* **Exercise**: Each entry below is to be duplicated verbatim.

• • • • •

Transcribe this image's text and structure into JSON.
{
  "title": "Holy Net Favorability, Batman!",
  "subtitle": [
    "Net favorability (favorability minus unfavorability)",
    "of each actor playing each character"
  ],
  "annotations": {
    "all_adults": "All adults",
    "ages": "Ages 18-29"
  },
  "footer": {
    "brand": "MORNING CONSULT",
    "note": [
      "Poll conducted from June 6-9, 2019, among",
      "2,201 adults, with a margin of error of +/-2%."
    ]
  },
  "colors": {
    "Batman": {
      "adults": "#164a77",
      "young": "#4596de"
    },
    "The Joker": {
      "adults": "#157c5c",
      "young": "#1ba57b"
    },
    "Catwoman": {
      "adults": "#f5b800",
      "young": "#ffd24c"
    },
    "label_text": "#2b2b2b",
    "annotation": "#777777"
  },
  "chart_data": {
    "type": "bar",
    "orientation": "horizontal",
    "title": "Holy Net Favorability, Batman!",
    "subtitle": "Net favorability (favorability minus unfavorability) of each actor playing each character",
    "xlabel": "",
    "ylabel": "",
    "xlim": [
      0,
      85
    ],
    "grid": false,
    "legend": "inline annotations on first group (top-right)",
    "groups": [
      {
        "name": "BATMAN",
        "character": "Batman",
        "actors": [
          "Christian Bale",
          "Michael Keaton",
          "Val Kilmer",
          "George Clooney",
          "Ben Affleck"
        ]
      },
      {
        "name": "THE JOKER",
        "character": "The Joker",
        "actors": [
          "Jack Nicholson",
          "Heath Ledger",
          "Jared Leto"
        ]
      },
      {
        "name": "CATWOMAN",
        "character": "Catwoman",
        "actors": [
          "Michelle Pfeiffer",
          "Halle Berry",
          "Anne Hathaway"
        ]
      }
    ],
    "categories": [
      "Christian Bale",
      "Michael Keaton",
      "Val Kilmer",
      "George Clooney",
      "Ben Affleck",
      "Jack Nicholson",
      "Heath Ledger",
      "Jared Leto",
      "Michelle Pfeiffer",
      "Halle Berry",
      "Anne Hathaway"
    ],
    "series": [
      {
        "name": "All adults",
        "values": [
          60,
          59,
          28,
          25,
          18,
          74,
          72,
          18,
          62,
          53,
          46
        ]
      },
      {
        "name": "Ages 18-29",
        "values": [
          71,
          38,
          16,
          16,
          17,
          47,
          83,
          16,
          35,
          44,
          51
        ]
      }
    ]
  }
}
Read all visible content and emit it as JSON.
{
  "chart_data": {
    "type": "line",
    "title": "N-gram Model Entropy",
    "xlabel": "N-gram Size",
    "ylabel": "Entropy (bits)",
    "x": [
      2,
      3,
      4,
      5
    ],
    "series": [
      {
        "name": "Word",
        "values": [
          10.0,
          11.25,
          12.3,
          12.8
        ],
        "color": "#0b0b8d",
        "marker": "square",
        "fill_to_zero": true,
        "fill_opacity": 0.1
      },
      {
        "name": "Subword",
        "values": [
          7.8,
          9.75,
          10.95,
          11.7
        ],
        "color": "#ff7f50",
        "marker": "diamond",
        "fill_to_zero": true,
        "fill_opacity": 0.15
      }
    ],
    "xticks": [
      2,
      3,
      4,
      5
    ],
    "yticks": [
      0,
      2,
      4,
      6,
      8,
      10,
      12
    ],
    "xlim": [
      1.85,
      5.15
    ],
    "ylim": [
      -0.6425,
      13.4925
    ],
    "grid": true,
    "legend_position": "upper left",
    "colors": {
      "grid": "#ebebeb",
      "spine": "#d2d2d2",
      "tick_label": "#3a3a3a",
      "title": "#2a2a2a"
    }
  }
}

• • • • •

* **Output**:
Transcribe this image's text and structure into JSON.
{
  "title": "Holy Net Favorability, Batman!",
  "subtitle": [
    "Net favorability (favorability minus unfavorability)",
    "of each actor playing each character"
  ],
  "annotations": {
    "all_adults": "All adults",
    "ages": "Ages 18-29"
  },
  "footer": {
    "brand": "MORNING CONSULT",
    "note": [
      "Poll conducted from June 6-9, 2019, among",
      "2,201 adults, with a margin of error of +/-2%."
    ]
  },
  "colors": {
    "Batman": {
      "adults": "#164a77",
      "young": "#4596de"
    },
    "The Joker": {
      "adults": "#157c5c",
      "young": "#1ba57b"
    },
    "Catwoman": {
      "adults": "#f5b800",
      "young": "#ffd24c"
    },
    "label_text": "#2b2b2b",
    "annotation": "#777777"
  },
  "chart_data": {
    "type": "bar",
    "orientation": "horizontal",
    "title": "Holy Net Favorability, Batman!",
    "subtitle": "Net favorability (favorability minus unfavorability) of each actor playing each character",
    "xlabel": "",
    "ylabel": "",
    "xlim": [
      0,
      85
    ],
    "grid": false,
    "legend": "inline annotations on first group (top-right)",
    "groups": [
      {
        "name": "BATMAN",
        "character": "Batman",
        "actors": [
          "Christian Bale",
          "Michael Keaton",
          "Val Kilmer",
          "George Clooney",
          "Ben Affleck"
        ]
      },
      {
        "name": "THE JOKER",
        "character": "The Joker",
        "actors": [
          "Jack Nicholson",
          "Heath Ledger",
          "Jared Leto"
        ]
      },
      {
        "name": "CATWOMAN",
        "character": "Catwoman",
        "actors": [
          "Michelle Pfeiffer",
          "Halle Berry",
          "Anne Hathaway"
        ]
      }
    ],
    "categories": [
      "Christian Bale",
      "Michael Keaton",
      "Val Kilmer",
      "George Clooney",
      "Ben Affleck",
      "Jack Nicholson",
      "Heath Ledger",
      "Jared Leto",
      "Michelle Pfeiffer",
      "Halle Berry",
      "Anne Hathaway"
    ],
    "series": [
      {
        "name": "All adults",
        "values": [
          60,
          59,
          28,
          25,
          18,
          74,
          72,
          18,
          62,
          53,
          46
        ]
      },
      {
        "name": "Ages 18-29",
        "values": [
          71,
          38,
          16,
          16,
          17,
          47,
          83,
          16,
          35,
          44,
          51
        ]
      }
    ]
  }
}
Read all visible content and emit it as JSON.
{
  "chart_data": {
    "type": "line",
    "title": "N-gram Model Entropy",
    "xlabel": "N-gram Size",
    "ylabel": "Entropy (bits)",
    "x": [
      2,
      3,
      4,
      5
    ],
    "series": [
      {
        "name": "Word",
        "values": [
          10.0,
          11.25,
          12.3,
          12.8
        ],
        "color": "#0b0b8d",
        "marker": "square",
        "fill_to_zero": true,
        "fill_opacity": 0.1
      },
      {
        "name": "Subword",
        "values": [
          7.8,
          9.75,
          10.95,
          11.7
        ],
        "color": "#ff7f50",
        "marker": "diamond",
        "fill_to_zero": true,
        "fill_opacity": 0.15
      }
    ],
    "xticks": [
      2,
      3,
      4,
      5
    ],
    "yticks": [
      0,
      2,
      4,
      6,
      8,
      10,
      12
    ],
    "xlim": [
      1.85,
      5.15
    ],
    "ylim": [
      -0.6425,
      13.4925
    ],
    "grid": true,
    "legend_position": "upper left",
    "colors": {
      "grid": "#ebebeb",
      "spine": "#d2d2d2",
      "tick_label": "#3a3a3a",
      "title": "#2a2a2a"
    }
  }
}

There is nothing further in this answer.